__Input__.
· · · ·
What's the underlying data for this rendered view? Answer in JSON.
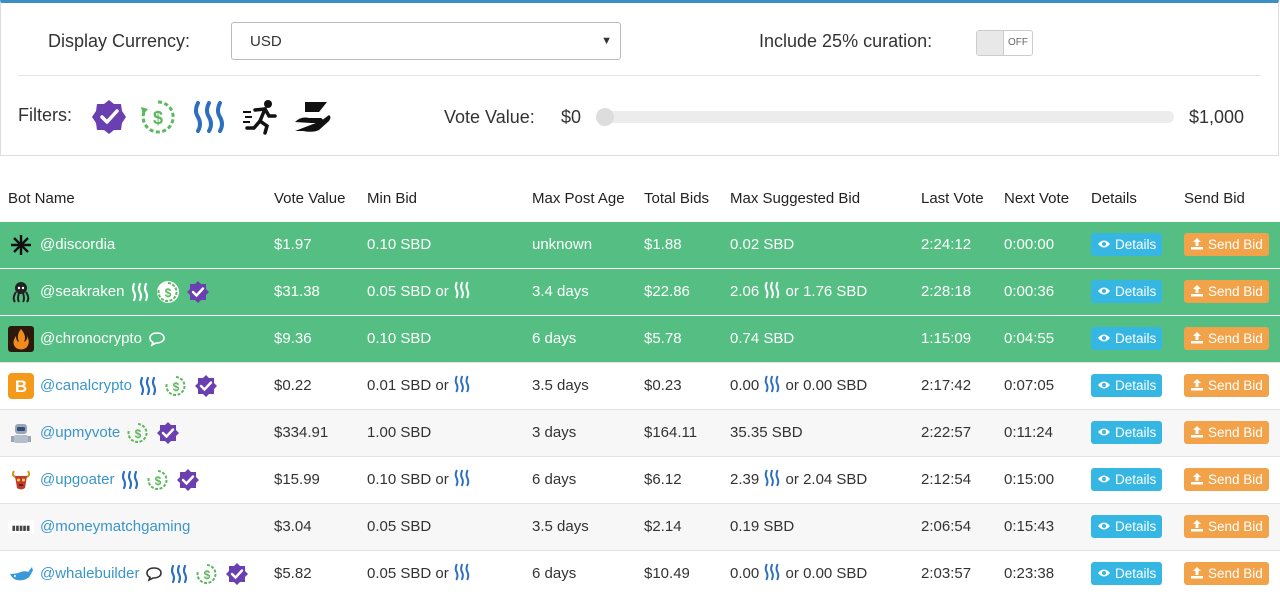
{
  "settings": {
    "currency_label": "Display Currency:",
    "currency_value": "USD",
    "curation_label": "Include 25% curation:",
    "curation_toggle": "OFF"
  },
  "filters": {
    "label": "Filters:",
    "icons": [
      "verified-icon",
      "refund-icon",
      "steem-icon",
      "runner-icon",
      "hand-giving-icon"
    ],
    "vote_value_label": "Vote Value:",
    "vote_min": "$0",
    "vote_max": "$1,000"
  },
  "table": {
    "headers": {
      "bot": "Bot Name",
      "vote_value": "Vote Value",
      "min_bid": "Min Bid",
      "max_post_age": "Max Post Age",
      "total_bids": "Total Bids",
      "max_suggested": "Max Suggested Bid",
      "last_vote": "Last Vote",
      "next_vote": "Next Vote",
      "details": "Details",
      "send_bid": "Send Bid"
    },
    "details_label": "Details",
    "send_label": "Send Bid",
    "or": "or",
    "rows": [
      {
        "bot": "@discordia",
        "vote_value": "$1.97",
        "min_bid": "0.10 SBD",
        "max_post_age": "unknown",
        "total_bids": "$1.88",
        "max_suggested": "0.02 SBD",
        "last_vote": "2:24:12",
        "next_vote": "0:00:00"
      },
      {
        "bot": "@seakraken",
        "vote_value": "$31.38",
        "min_bid": "0.05 SBD",
        "max_post_age": "3.4 days",
        "total_bids": "$22.86",
        "max_suggested_a": "2.06",
        "max_suggested_b": "1.76 SBD",
        "last_vote": "2:28:18",
        "next_vote": "0:00:36"
      },
      {
        "bot": "@chronocrypto",
        "vote_value": "$9.36",
        "min_bid": "0.10 SBD",
        "max_post_age": "6 days",
        "total_bids": "$5.78",
        "max_suggested": "0.74 SBD",
        "last_vote": "1:15:09",
        "next_vote": "0:04:55"
      },
      {
        "bot": "@canalcrypto",
        "vote_value": "$0.22",
        "min_bid": "0.01 SBD",
        "max_post_age": "3.5 days",
        "total_bids": "$0.23",
        "max_suggested_a": "0.00",
        "max_suggested_b": "0.00 SBD",
        "last_vote": "2:17:42",
        "next_vote": "0:07:05"
      },
      {
        "bot": "@upmyvote",
        "vote_value": "$334.91",
        "min_bid": "1.00 SBD",
        "max_post_age": "3 days",
        "total_bids": "$164.11",
        "max_suggested": "35.35 SBD",
        "last_vote": "2:22:57",
        "next_vote": "0:11:24"
      },
      {
        "bot": "@upgoater",
        "vote_value": "$15.99",
        "min_bid": "0.10 SBD",
        "max_post_age": "6 days",
        "total_bids": "$6.12",
        "max_suggested_a": "2.39",
        "max_suggested_b": "2.04 SBD",
        "last_vote": "2:12:54",
        "next_vote": "0:15:00"
      },
      {
        "bot": "@moneymatchgaming",
        "vote_value": "$3.04",
        "min_bid": "0.05 SBD",
        "max_post_age": "3.5 days",
        "total_bids": "$2.14",
        "max_suggested": "0.19 SBD",
        "last_vote": "2:06:54",
        "next_vote": "0:15:43"
      },
      {
        "bot": "@whalebuilder",
        "vote_value": "$5.82",
        "min_bid": "0.05 SBD",
        "max_post_age": "6 days",
        "total_bids": "$10.49",
        "max_suggested_a": "0.00",
        "max_suggested_b": "0.00 SBD",
        "last_vote": "2:03:57",
        "next_vote": "0:23:38"
      }
    ]
  },
  "colors": {
    "active_row": "#55bf83",
    "details_button": "#36b7e3",
    "send_button": "#f2a34a",
    "link": "#3b95c8",
    "verified": "#6a3fb0",
    "refund": "#5cb85c",
    "steem": "#2d6fbf"
  }
}
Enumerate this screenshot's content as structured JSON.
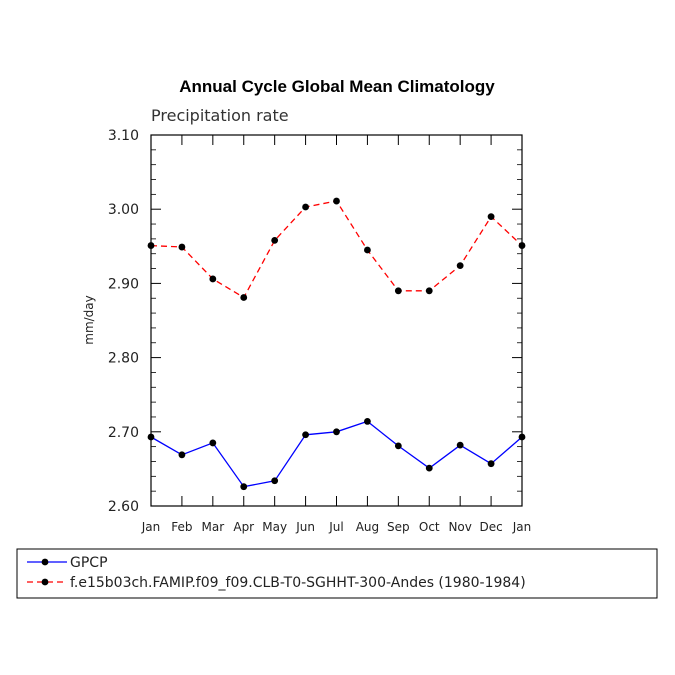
{
  "chart_data": {
    "type": "line",
    "title": "Annual Cycle Global Mean Climatology",
    "subtitle": "Precipitation rate",
    "xlabel": "",
    "ylabel": "mm/day",
    "categories": [
      "Jan",
      "Feb",
      "Mar",
      "Apr",
      "May",
      "Jun",
      "Jul",
      "Aug",
      "Sep",
      "Oct",
      "Nov",
      "Dec",
      "Jan"
    ],
    "ylim": [
      2.6,
      3.1
    ],
    "yticks": [
      "2.60",
      "2.70",
      "2.80",
      "2.90",
      "3.00",
      "3.10"
    ],
    "ytick_values": [
      2.6,
      2.7,
      2.8,
      2.9,
      3.0,
      3.1
    ],
    "grid": false,
    "legend_position": "bottom-left",
    "series": [
      {
        "name": "GPCP",
        "color": "#0000ff",
        "style": "solid",
        "values": [
          2.693,
          2.669,
          2.685,
          2.626,
          2.634,
          2.696,
          2.7,
          2.714,
          2.681,
          2.651,
          2.682,
          2.657,
          2.693
        ]
      },
      {
        "name": "f.e15b03ch.FAMIP.f09_f09.CLB-T0-SGHHT-300-Andes (1980-1984)",
        "color": "#ff0000",
        "style": "dashed",
        "values": [
          2.951,
          2.949,
          2.906,
          2.881,
          2.958,
          3.003,
          3.011,
          2.945,
          2.89,
          2.89,
          2.924,
          2.99,
          2.951
        ]
      }
    ]
  }
}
· · · ·
__Requirement__.
Quote the preceding listing precisely and completely, omitting its images.

__Task answer__.
What's the underlying data for this rendered view? Answer in JSON.
{
  "settings": {
    "currency_label": "Display Currency:",
    "currency_value": "USD",
    "curation_label": "Include 25% curation:",
    "curation_toggle": "OFF"
  },
  "filters": {
    "label": "Filters:",
    "icons": [
      "verified-icon",
      "refund-icon",
      "steem-icon",
      "runner-icon",
      "hand-giving-icon"
    ],
    "vote_value_label": "Vote Value:",
    "vote_min": "$0",
    "vote_max": "$1,000"
  },
  "table": {
    "headers": {
      "bot": "Bot Name",
      "vote_value": "Vote Value",
      "min_bid": "Min Bid",
      "max_post_age": "Max Post Age",
      "total_bids": "Total Bids",
      "max_suggested": "Max Suggested Bid",
      "last_vote": "Last Vote",
      "next_vote": "Next Vote",
      "details": "Details",
      "send_bid": "Send Bid"
    },
    "details_label": "Details",
    "send_label": "Send Bid",
    "or": "or",
    "rows": [
      {
        "bot": "@discordia",
        "vote_value": "$1.97",
        "min_bid": "0.10 SBD",
        "max_post_age": "unknown",
        "total_bids": "$1.88",
        "max_suggested": "0.02 SBD",
        "last_vote": "2:24:12",
        "next_vote": "0:00:00"
      },
      {
        "bot": "@seakraken",
        "vote_value": "$31.38",
        "min_bid": "0.05 SBD",
        "max_post_age": "3.4 days",
        "total_bids": "$22.86",
        "max_suggested_a": "2.06",
        "max_suggested_b": "1.76 SBD",
        "last_vote": "2:28:18",
        "next_vote": "0:00:36"
      },
      {
        "bot": "@chronocrypto",
        "vote_value": "$9.36",
        "min_bid": "0.10 SBD",
        "max_post_age": "6 days",
        "total_bids": "$5.78",
        "max_suggested": "0.74 SBD",
        "last_vote": "1:15:09",
        "next_vote": "0:04:55"
      },
      {
        "bot": "@canalcrypto",
        "vote_value": "$0.22",
        "min_bid": "0.01 SBD",
        "max_post_age": "3.5 days",
        "total_bids": "$0.23",
        "max_suggested_a": "0.00",
        "max_suggested_b": "0.00 SBD",
        "last_vote": "2:17:42",
        "next_vote": "0:07:05"
      },
      {
        "bot": "@upmyvote",
        "vote_value": "$334.91",
        "min_bid": "1.00 SBD",
        "max_post_age": "3 days",
        "total_bids": "$164.11",
        "max_suggested": "35.35 SBD",
        "last_vote": "2:22:57",
        "next_vote": "0:11:24"
      },
      {
        "bot": "@upgoater",
        "vote_value": "$15.99",
        "min_bid": "0.10 SBD",
        "max_post_age": "6 days",
        "total_bids": "$6.12",
        "max_suggested_a": "2.39",
        "max_suggested_b": "2.04 SBD",
        "last_vote": "2:12:54",
        "next_vote": "0:15:00"
      },
      {
        "bot": "@moneymatchgaming",
        "vote_value": "$3.04",
        "min_bid": "0.05 SBD",
        "max_post_age": "3.5 days",
        "total_bids": "$2.14",
        "max_suggested": "0.19 SBD",
        "last_vote": "2:06:54",
        "next_vote": "0:15:43"
      },
      {
        "bot": "@whalebuilder",
        "vote_value": "$5.82",
        "min_bid": "0.05 SBD",
        "max_post_age": "6 days",
        "total_bids": "$10.49",
        "max_suggested_a": "0.00",
        "max_suggested_b": "0.00 SBD",
        "last_vote": "2:03:57",
        "next_vote": "0:23:38"
      }
    ]
  },
  "colors": {
    "active_row": "#55bf83",
    "details_button": "#36b7e3",
    "send_button": "#f2a34a",
    "link": "#3b95c8",
    "verified": "#6a3fb0",
    "refund": "#5cb85c",
    "steem": "#2d6fbf"
  }
}
Enumerate this screenshot's content as structured JSON.
{
  "chart_data": {
    "type": "line",
    "title": "Annual Cycle Global Mean Climatology",
    "subtitle": "Precipitation rate",
    "xlabel": "",
    "ylabel": "mm/day",
    "categories": [
      "Jan",
      "Feb",
      "Mar",
      "Apr",
      "May",
      "Jun",
      "Jul",
      "Aug",
      "Sep",
      "Oct",
      "Nov",
      "Dec",
      "Jan"
    ],
    "ylim": [
      2.6,
      3.1
    ],
    "yticks": [
      "2.60",
      "2.70",
      "2.80",
      "2.90",
      "3.00",
      "3.10"
    ],
    "ytick_values": [
      2.6,
      2.7,
      2.8,
      2.9,
      3.0,
      3.1
    ],
    "grid": false,
    "legend_position": "bottom-left",
    "series": [
      {
        "name": "GPCP",
        "color": "#0000ff",
        "style": "solid",
        "values": [
          2.693,
          2.669,
          2.685,
          2.626,
          2.634,
          2.696,
          2.7,
          2.714,
          2.681,
          2.651,
          2.682,
          2.657,
          2.693
        ]
      },
      {
        "name": "f.e15b03ch.FAMIP.f09_f09.CLB-T0-SGHHT-300-Andes (1980-1984)",
        "color": "#ff0000",
        "style": "dashed",
        "values": [
          2.951,
          2.949,
          2.906,
          2.881,
          2.958,
          3.003,
          3.011,
          2.945,
          2.89,
          2.89,
          2.924,
          2.99,
          2.951
        ]
      }
    ]
  }
}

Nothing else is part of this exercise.